- EXERCISE GOAL:
Print the listing below in its entirety, character for character.

- RECORDS SHOWN:
▼

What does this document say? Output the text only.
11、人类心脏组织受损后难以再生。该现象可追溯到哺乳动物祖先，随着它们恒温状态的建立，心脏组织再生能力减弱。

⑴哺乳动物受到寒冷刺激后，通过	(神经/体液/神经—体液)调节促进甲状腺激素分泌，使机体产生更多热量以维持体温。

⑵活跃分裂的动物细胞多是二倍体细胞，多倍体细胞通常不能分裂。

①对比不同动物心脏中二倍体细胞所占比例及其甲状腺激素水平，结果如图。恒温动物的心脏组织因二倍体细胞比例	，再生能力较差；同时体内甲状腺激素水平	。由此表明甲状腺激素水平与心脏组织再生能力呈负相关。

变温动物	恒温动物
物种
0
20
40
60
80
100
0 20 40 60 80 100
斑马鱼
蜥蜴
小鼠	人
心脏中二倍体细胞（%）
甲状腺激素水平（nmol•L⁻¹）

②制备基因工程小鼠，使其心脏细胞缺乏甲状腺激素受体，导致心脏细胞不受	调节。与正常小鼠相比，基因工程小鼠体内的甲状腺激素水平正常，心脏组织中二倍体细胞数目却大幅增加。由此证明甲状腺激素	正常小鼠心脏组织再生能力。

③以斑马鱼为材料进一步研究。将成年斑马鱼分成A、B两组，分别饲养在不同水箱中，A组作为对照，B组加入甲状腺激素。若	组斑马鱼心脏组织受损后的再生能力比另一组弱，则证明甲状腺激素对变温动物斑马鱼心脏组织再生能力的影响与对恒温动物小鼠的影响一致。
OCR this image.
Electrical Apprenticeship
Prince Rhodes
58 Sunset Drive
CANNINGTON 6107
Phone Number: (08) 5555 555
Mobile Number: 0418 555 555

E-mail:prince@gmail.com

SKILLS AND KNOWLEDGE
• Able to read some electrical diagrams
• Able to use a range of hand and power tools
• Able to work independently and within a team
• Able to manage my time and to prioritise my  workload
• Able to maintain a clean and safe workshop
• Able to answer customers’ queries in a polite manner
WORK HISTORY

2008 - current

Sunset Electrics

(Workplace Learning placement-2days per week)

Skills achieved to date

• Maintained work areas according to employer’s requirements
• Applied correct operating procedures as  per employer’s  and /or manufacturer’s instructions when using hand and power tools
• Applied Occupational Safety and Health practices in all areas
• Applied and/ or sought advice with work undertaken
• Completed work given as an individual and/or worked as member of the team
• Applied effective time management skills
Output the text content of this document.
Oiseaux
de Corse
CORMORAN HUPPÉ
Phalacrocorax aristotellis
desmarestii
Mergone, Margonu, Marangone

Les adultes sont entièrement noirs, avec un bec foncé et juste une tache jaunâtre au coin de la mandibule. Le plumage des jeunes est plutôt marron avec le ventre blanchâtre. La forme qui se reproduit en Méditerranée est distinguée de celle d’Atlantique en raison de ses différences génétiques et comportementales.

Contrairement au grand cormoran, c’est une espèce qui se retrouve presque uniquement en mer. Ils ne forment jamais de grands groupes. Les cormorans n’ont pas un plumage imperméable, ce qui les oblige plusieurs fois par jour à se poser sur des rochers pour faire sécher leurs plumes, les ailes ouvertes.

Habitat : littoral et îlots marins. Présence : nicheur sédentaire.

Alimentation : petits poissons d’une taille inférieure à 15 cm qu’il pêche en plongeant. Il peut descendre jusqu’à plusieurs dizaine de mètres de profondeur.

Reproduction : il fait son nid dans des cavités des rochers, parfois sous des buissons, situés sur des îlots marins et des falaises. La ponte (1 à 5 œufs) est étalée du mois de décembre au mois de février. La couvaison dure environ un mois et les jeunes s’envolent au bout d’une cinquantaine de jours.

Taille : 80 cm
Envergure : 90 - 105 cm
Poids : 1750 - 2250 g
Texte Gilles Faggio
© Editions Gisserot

▲

- ANSWER TO THE TASK:
What does this document say? Output the text only.
11、人类心脏组织受损后难以再生。该现象可追溯到哺乳动物祖先，随着它们恒温状态的建立，心脏组织再生能力减弱。

⑴哺乳动物受到寒冷刺激后，通过	(神经/体液/神经—体液)调节促进甲状腺激素分泌，使机体产生更多热量以维持体温。

⑵活跃分裂的动物细胞多是二倍体细胞，多倍体细胞通常不能分裂。

①对比不同动物心脏中二倍体细胞所占比例及其甲状腺激素水平，结果如图。恒温动物的心脏组织因二倍体细胞比例	，再生能力较差；同时体内甲状腺激素水平	。由此表明甲状腺激素水平与心脏组织再生能力呈负相关。

变温动物	恒温动物
物种
0
20
40
60
80
100
0 20 40 60 80 100
斑马鱼
蜥蜴
小鼠	人
心脏中二倍体细胞（%）
甲状腺激素水平（nmol•L⁻¹）

②制备基因工程小鼠，使其心脏细胞缺乏甲状腺激素受体，导致心脏细胞不受	调节。与正常小鼠相比，基因工程小鼠体内的甲状腺激素水平正常，心脏组织中二倍体细胞数目却大幅增加。由此证明甲状腺激素	正常小鼠心脏组织再生能力。

③以斑马鱼为材料进一步研究。将成年斑马鱼分成A、B两组，分别饲养在不同水箱中，A组作为对照，B组加入甲状腺激素。若	组斑马鱼心脏组织受损后的再生能力比另一组弱，则证明甲状腺激素对变温动物斑马鱼心脏组织再生能力的影响与对恒温动物小鼠的影响一致。
OCR this image.
Electrical Apprenticeship
Prince Rhodes
58 Sunset Drive
CANNINGTON 6107
Phone Number: (08) 5555 555
Mobile Number: 0418 555 555

E-mail:prince@gmail.com

SKILLS AND KNOWLEDGE
• Able to read some electrical diagrams
• Able to use a range of hand and power tools
• Able to work independently and within a team
• Able to manage my time and to prioritise my  workload
• Able to maintain a clean and safe workshop
• Able to answer customers’ queries in a polite manner
WORK HISTORY

2008 - current

Sunset Electrics

(Workplace Learning placement-2days per week)

Skills achieved to date

• Maintained work areas according to employer’s requirements
• Applied correct operating procedures as  per employer’s  and /or manufacturer’s instructions when using hand and power tools
• Applied Occupational Safety and Health practices in all areas
• Applied and/ or sought advice with work undertaken
• Completed work given as an individual and/or worked as member of the team
• Applied effective time management skills
Output the text content of this document.
Oiseaux
de Corse
CORMORAN HUPPÉ
Phalacrocorax aristotellis
desmarestii
Mergone, Margonu, Marangone

Les adultes sont entièrement noirs, avec un bec foncé et juste une tache jaunâtre au coin de la mandibule. Le plumage des jeunes est plutôt marron avec le ventre blanchâtre. La forme qui se reproduit en Méditerranée est distinguée de celle d’Atlantique en raison de ses différences génétiques et comportementales.

Contrairement au grand cormoran, c’est une espèce qui se retrouve presque uniquement en mer. Ils ne forment jamais de grands groupes. Les cormorans n’ont pas un plumage imperméable, ce qui les oblige plusieurs fois par jour à se poser sur des rochers pour faire sécher leurs plumes, les ailes ouvertes.

Habitat : littoral et îlots marins. Présence : nicheur sédentaire.

Alimentation : petits poissons d’une taille inférieure à 15 cm qu’il pêche en plongeant. Il peut descendre jusqu’à plusieurs dizaine de mètres de profondeur.

Reproduction : il fait son nid dans des cavités des rochers, parfois sous des buissons, situés sur des îlots marins et des falaises. La ponte (1 à 5 œufs) est étalée du mois de décembre au mois de février. La couvaison dure environ un mois et les jeunes s’envolent au bout d’une cinquantaine de jours.

Taille : 80 cm
Envergure : 90 - 105 cm
Poids : 1750 - 2250 g
Texte Gilles Faggio
© Editions Gisserot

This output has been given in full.